■ SET EXERCISE:
Select every line below containing the word "Accrued".

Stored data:

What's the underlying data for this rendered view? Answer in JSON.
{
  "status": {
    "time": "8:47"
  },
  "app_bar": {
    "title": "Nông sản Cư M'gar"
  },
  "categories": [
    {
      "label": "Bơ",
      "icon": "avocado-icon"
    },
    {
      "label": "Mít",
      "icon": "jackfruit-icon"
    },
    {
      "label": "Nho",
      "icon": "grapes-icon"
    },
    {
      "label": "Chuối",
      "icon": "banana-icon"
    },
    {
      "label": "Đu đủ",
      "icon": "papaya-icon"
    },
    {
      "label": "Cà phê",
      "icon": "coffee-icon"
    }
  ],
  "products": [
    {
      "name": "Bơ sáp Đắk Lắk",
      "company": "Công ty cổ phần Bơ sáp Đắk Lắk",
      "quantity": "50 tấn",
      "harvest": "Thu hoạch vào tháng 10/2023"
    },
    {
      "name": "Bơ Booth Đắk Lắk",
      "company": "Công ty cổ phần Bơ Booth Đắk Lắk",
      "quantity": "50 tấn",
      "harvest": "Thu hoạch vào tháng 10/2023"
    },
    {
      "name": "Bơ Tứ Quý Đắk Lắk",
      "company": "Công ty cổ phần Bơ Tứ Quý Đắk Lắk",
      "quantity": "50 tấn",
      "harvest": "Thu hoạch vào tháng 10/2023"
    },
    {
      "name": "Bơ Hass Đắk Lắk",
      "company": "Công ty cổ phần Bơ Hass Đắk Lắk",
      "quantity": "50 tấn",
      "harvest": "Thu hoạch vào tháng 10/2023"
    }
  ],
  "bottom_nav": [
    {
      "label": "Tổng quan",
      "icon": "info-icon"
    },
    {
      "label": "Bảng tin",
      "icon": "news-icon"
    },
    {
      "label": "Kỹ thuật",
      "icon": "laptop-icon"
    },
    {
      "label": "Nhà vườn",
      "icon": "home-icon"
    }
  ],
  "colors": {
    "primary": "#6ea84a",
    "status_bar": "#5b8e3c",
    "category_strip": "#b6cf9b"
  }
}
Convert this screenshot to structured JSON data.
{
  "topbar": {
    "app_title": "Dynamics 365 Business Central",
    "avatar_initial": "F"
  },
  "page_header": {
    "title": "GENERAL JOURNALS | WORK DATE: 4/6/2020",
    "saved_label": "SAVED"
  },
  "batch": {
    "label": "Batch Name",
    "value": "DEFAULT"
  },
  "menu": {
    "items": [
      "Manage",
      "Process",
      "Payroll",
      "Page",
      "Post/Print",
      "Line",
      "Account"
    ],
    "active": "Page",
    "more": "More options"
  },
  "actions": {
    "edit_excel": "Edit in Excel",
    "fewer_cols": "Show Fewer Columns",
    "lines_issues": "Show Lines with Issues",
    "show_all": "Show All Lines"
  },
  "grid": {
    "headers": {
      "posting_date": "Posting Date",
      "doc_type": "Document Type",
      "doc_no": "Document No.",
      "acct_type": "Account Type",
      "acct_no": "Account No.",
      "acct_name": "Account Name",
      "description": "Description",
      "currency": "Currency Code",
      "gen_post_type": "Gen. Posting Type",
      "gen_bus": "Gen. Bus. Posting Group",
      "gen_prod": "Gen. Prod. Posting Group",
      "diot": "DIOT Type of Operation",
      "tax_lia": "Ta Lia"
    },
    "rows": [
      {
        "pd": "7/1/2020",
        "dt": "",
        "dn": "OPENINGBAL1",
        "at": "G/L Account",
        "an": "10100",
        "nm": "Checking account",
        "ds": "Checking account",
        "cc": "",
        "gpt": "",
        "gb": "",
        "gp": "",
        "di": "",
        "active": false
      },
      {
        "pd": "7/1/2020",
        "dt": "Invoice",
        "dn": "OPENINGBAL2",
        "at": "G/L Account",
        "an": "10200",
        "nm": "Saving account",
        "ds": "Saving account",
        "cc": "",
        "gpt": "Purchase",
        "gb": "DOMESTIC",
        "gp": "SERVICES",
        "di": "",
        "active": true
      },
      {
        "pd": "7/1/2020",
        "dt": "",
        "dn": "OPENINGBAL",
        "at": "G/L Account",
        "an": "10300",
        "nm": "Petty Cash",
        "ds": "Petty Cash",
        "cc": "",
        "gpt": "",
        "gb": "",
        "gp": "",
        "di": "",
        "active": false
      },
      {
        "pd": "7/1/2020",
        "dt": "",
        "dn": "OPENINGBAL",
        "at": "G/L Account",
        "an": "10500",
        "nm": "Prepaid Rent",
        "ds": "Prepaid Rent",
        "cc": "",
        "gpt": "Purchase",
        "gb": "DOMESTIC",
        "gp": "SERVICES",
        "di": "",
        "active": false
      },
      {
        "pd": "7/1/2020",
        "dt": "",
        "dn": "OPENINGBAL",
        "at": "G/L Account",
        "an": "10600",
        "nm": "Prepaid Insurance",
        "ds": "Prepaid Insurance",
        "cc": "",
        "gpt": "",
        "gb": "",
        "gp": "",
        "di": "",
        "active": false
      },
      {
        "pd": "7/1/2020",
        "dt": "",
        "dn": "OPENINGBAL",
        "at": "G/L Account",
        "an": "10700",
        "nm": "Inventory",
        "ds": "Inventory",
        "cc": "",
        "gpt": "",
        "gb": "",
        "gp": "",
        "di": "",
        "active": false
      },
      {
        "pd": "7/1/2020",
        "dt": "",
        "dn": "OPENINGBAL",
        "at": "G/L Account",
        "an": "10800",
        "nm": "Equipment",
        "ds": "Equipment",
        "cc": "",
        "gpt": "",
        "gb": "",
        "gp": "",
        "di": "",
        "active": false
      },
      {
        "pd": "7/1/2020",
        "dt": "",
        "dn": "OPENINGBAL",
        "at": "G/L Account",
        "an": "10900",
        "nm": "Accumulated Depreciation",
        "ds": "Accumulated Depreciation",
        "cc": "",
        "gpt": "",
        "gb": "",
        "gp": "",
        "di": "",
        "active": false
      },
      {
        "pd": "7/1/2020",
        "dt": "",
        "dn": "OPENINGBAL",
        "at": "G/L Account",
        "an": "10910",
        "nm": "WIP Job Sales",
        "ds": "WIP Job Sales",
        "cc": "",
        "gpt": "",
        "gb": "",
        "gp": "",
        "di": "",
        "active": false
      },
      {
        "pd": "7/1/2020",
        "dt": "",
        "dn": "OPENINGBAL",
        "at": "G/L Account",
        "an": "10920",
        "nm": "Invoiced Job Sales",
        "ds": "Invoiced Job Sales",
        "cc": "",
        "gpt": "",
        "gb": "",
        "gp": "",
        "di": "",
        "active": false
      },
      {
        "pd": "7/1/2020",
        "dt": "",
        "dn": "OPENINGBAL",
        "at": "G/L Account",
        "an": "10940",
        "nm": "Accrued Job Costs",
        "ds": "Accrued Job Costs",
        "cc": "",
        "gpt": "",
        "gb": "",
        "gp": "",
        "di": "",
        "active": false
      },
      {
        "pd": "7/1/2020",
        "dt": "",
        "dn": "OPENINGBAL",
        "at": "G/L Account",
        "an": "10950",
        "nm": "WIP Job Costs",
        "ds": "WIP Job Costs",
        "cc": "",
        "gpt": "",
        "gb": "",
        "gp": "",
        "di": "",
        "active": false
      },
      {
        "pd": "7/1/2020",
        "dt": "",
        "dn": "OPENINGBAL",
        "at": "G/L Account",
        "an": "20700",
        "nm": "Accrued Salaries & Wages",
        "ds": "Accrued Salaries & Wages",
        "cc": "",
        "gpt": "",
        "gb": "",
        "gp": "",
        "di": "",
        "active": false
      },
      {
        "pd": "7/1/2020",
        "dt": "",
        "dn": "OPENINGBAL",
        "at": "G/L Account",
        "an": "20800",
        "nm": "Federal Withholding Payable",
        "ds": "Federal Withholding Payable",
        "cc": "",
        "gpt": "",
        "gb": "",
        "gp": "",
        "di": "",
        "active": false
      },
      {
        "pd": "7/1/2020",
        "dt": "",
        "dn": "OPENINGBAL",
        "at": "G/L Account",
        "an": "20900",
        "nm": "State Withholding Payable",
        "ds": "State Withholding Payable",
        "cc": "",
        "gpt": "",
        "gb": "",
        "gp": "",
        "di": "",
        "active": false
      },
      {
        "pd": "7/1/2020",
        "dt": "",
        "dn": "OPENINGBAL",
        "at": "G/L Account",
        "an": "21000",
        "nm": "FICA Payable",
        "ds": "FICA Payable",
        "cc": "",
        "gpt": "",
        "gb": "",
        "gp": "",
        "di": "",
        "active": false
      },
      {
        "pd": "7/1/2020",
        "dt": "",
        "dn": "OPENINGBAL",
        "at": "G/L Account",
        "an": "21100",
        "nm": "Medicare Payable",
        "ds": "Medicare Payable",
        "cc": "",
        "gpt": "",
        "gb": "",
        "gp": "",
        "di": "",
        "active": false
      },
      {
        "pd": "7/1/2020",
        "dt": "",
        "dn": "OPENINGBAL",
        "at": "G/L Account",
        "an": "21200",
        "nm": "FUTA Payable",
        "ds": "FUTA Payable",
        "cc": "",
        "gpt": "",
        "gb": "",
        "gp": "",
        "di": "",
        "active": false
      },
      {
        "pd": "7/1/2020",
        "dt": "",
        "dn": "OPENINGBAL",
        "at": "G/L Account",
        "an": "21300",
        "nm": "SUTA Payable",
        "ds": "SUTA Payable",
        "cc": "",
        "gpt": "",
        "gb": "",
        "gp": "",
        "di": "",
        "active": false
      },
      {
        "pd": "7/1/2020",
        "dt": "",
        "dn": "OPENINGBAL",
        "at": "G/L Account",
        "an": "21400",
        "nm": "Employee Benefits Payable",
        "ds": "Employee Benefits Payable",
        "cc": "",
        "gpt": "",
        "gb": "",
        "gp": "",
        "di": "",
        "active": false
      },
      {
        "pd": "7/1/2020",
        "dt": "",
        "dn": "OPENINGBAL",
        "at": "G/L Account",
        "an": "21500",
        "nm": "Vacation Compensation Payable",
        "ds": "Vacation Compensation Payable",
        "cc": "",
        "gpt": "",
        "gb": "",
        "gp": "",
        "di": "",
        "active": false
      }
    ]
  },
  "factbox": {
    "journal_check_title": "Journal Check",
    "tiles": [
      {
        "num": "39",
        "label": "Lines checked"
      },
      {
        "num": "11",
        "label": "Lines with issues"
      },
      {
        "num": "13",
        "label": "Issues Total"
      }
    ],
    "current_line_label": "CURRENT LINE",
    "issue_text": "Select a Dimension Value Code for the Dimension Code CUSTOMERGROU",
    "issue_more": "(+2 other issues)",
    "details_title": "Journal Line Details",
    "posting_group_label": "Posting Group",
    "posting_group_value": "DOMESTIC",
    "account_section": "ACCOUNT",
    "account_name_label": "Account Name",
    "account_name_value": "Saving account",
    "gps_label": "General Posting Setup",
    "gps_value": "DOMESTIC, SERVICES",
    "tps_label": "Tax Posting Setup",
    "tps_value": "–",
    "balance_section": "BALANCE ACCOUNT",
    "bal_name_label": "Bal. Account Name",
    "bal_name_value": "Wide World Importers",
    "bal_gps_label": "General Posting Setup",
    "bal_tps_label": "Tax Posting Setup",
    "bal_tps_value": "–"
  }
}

■ CORRECT RESULT:
        "nm": "Accrued Job Costs",
        "ds": "Accrued Job Costs",
        "nm": "Accrued Salaries & Wages",
        "ds": "Accrued Salaries & Wages",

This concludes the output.